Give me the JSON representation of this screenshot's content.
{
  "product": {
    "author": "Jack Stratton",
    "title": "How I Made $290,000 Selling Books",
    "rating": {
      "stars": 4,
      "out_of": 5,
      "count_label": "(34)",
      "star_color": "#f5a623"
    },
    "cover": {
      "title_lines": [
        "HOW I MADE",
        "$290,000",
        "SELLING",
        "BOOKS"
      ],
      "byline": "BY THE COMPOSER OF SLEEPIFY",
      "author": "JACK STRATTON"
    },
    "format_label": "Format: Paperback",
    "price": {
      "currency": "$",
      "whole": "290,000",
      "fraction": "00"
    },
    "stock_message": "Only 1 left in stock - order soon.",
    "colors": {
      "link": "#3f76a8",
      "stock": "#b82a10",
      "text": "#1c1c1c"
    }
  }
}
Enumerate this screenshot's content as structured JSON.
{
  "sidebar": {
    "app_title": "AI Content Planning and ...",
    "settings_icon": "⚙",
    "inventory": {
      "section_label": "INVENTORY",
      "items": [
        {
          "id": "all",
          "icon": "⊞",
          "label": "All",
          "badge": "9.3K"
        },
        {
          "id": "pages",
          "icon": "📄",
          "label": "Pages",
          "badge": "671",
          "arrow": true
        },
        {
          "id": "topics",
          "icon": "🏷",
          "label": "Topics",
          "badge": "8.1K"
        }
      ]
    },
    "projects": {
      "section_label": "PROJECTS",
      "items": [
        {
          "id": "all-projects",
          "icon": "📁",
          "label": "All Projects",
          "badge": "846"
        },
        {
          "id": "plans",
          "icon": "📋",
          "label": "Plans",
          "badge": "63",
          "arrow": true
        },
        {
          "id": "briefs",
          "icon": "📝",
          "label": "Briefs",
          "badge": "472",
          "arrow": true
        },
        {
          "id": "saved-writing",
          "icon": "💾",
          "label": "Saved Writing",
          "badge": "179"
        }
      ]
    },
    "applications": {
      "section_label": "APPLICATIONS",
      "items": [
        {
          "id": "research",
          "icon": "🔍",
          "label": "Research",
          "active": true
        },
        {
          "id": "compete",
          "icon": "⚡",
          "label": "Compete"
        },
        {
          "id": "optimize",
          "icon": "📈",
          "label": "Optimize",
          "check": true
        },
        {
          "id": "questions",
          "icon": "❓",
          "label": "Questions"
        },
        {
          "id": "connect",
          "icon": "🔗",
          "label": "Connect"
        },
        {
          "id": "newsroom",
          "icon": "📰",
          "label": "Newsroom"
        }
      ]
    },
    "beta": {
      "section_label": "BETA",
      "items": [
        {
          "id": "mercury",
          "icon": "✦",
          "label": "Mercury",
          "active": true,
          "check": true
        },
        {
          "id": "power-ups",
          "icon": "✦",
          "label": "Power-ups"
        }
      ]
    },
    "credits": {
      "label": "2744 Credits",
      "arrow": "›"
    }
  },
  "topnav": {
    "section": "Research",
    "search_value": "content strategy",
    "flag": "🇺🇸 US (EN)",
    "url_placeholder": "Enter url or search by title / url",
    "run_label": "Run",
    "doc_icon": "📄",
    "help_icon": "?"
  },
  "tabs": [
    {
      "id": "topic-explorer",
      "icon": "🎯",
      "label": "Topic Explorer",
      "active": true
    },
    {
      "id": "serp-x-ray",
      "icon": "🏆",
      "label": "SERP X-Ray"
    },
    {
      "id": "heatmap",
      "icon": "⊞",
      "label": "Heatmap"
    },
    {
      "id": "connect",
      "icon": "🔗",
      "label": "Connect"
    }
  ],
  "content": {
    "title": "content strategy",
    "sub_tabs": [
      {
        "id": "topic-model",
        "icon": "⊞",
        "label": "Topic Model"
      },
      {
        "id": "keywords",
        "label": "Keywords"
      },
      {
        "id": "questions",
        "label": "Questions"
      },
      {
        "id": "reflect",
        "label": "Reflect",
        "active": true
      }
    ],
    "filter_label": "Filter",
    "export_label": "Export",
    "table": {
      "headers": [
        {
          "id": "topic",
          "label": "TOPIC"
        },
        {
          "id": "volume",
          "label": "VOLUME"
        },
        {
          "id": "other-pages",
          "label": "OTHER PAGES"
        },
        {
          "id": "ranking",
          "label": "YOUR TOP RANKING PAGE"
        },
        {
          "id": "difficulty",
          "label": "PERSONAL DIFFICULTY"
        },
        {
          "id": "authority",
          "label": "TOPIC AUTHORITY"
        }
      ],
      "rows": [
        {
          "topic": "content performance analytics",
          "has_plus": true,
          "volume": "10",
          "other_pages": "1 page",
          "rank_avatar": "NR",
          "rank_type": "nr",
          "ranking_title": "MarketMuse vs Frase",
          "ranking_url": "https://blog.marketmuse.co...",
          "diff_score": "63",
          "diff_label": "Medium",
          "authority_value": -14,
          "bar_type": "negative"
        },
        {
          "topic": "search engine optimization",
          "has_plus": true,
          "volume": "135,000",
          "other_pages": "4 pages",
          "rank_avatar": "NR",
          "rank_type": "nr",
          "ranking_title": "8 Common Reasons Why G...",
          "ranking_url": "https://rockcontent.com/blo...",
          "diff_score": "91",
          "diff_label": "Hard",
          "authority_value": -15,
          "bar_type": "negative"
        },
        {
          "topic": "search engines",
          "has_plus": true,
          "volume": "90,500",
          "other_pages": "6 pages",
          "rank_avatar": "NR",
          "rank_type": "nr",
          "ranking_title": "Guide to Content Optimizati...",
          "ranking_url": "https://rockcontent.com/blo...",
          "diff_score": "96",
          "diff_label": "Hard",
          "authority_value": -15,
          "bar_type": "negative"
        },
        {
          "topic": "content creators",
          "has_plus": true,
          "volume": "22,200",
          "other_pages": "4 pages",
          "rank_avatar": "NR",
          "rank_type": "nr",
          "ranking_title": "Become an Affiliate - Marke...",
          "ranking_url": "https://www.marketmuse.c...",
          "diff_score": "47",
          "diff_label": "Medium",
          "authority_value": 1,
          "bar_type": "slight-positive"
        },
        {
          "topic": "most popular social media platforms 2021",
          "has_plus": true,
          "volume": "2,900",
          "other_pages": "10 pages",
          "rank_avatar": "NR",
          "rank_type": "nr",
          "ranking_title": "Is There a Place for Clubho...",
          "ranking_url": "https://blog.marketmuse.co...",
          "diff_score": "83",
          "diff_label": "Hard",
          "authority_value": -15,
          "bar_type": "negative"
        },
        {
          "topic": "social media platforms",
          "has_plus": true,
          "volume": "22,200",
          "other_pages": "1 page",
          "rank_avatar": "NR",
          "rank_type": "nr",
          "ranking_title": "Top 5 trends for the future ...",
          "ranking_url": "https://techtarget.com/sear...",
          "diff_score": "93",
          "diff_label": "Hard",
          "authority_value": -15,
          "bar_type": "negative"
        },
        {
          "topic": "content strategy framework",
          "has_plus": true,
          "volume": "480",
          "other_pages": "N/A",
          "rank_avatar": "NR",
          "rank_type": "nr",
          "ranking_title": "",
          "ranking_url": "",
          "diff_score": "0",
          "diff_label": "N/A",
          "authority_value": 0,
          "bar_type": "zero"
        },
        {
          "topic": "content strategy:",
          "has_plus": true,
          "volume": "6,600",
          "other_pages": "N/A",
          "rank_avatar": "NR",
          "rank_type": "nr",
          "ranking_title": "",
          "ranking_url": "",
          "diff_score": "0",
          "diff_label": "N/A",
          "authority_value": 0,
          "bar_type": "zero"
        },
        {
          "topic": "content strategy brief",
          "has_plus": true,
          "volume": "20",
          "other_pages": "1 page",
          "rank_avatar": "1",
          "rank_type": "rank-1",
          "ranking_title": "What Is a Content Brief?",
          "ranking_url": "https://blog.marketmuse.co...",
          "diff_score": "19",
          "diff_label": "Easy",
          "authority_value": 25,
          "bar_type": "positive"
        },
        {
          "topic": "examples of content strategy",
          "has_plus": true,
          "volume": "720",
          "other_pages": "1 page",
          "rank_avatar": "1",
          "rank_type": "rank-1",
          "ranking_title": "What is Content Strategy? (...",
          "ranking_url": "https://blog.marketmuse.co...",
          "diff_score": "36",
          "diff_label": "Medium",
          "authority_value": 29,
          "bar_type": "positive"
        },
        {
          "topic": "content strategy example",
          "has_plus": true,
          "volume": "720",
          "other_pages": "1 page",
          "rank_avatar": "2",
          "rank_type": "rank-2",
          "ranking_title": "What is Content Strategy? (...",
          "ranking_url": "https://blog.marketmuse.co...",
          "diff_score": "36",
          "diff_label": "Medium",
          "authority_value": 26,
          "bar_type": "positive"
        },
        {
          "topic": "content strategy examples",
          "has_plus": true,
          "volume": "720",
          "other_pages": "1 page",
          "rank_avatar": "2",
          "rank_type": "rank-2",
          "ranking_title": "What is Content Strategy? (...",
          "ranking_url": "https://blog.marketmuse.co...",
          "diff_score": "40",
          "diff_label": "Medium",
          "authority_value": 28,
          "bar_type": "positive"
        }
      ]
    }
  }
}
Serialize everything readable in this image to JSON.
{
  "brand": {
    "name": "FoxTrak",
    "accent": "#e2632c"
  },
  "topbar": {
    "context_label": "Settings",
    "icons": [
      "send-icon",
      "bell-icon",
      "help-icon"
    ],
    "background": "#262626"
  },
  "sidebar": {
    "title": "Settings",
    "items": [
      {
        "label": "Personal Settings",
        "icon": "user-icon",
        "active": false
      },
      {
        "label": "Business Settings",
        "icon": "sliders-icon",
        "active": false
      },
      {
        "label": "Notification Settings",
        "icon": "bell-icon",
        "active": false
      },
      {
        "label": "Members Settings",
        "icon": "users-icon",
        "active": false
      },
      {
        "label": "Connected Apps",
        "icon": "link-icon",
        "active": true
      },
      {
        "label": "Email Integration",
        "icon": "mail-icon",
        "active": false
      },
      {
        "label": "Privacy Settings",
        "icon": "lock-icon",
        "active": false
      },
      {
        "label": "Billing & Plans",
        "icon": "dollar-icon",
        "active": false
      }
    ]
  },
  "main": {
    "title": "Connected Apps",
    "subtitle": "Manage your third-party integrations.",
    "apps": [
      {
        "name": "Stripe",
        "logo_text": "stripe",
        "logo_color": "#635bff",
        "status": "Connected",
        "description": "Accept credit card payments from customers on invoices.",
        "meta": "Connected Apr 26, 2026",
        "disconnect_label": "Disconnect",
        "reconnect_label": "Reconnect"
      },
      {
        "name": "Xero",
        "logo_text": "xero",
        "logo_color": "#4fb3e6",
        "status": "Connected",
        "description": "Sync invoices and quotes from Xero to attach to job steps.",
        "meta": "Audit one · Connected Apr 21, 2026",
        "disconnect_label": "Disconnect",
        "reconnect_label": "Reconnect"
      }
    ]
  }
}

--

## Exercise goal
Find each line holding the string "screenshot" and copy it out.

## Written answer
Give me the JSON representation of this screenshot's content.
Enumerate this screenshot's content as structured JSON.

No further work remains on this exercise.